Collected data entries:
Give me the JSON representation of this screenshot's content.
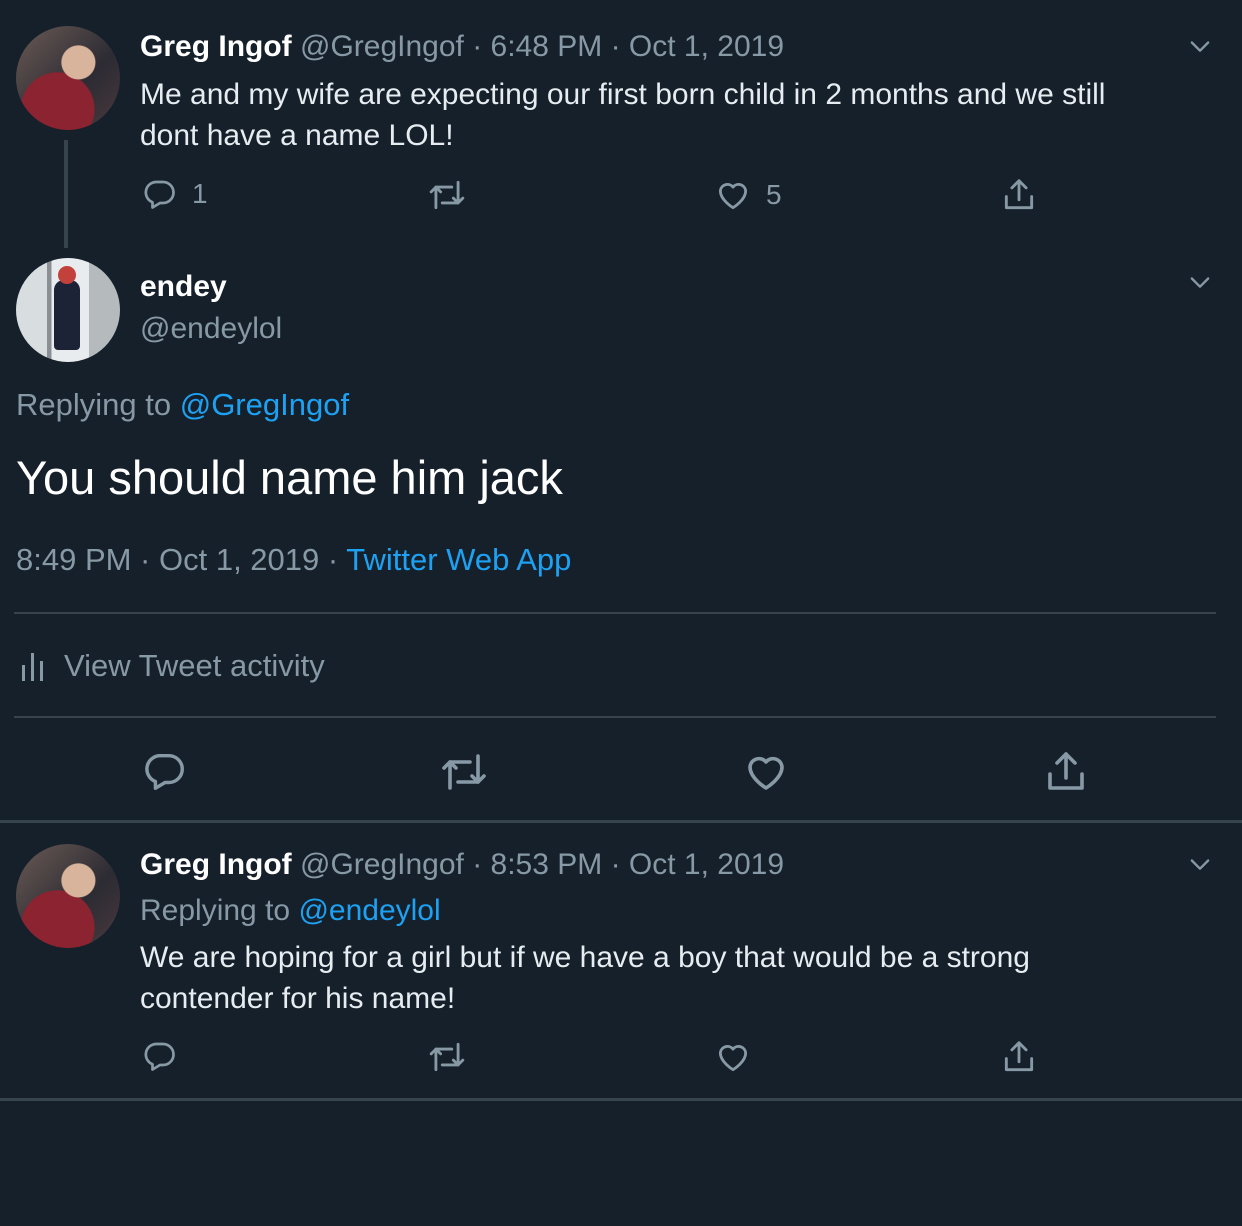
{
  "tweet1": {
    "name": "Greg Ingof",
    "meta": "@GregIngof · 6:48 PM · Oct 1, 2019",
    "line1": "Me and my wife are expecting our first born child in 2 months and we still",
    "line2": "dont have a name LOL!",
    "reply_count": "1",
    "like_count": "5"
  },
  "main": {
    "name": "endey",
    "handle": "@endeylol",
    "replying_prefix": "Replying to",
    "replying_handle": "@GregIngof",
    "text": "You should name him jack",
    "timestamp": "8:49 PM · Oct 1, 2019 ·",
    "source": "Twitter Web App",
    "activity_label": "View Tweet activity"
  },
  "tweet3": {
    "name": "Greg Ingof",
    "meta": "@GregIngof · 8:53 PM · Oct 1, 2019",
    "replying_prefix": "Replying to",
    "replying_handle": "@endeylol",
    "line1": "We are hoping for a girl but if we have a boy that would be a strong",
    "line2": "contender for his name!"
  },
  "icons": [
    "reply-icon",
    "retweet-icon",
    "like-icon",
    "share-icon",
    "chevron-down-icon",
    "activity-icon"
  ],
  "colors": {
    "background": "#15202b",
    "link": "#1da1f2",
    "muted": "#8899a6",
    "text": "#e6ecf0",
    "divider": "#38444d"
  }
}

▶ TASK TO CARRY OUT
Leave out the pictures, and give all the records again exactly.

▶ SOLUTION TO THIS PROBLEM
Give me the JSON representation of this screenshot's content.
{
  "tweet1": {
    "name": "Greg Ingof",
    "meta": "@GregIngof · 6:48 PM · Oct 1, 2019",
    "line1": "Me and my wife are expecting our first born child in 2 months and we still",
    "line2": "dont have a name LOL!",
    "reply_count": "1",
    "like_count": "5"
  },
  "main": {
    "name": "endey",
    "handle": "@endeylol",
    "replying_prefix": "Replying to",
    "replying_handle": "@GregIngof",
    "text": "You should name him jack",
    "timestamp": "8:49 PM · Oct 1, 2019 ·",
    "source": "Twitter Web App",
    "activity_label": "View Tweet activity"
  },
  "tweet3": {
    "name": "Greg Ingof",
    "meta": "@GregIngof · 8:53 PM · Oct 1, 2019",
    "replying_prefix": "Replying to",
    "replying_handle": "@endeylol",
    "line1": "We are hoping for a girl but if we have a boy that would be a strong",
    "line2": "contender for his name!"
  },
  "icons": [
    "reply-icon",
    "retweet-icon",
    "like-icon",
    "share-icon",
    "chevron-down-icon",
    "activity-icon"
  ],
  "colors": {
    "background": "#15202b",
    "link": "#1da1f2",
    "muted": "#8899a6",
    "text": "#e6ecf0",
    "divider": "#38444d"
  }
}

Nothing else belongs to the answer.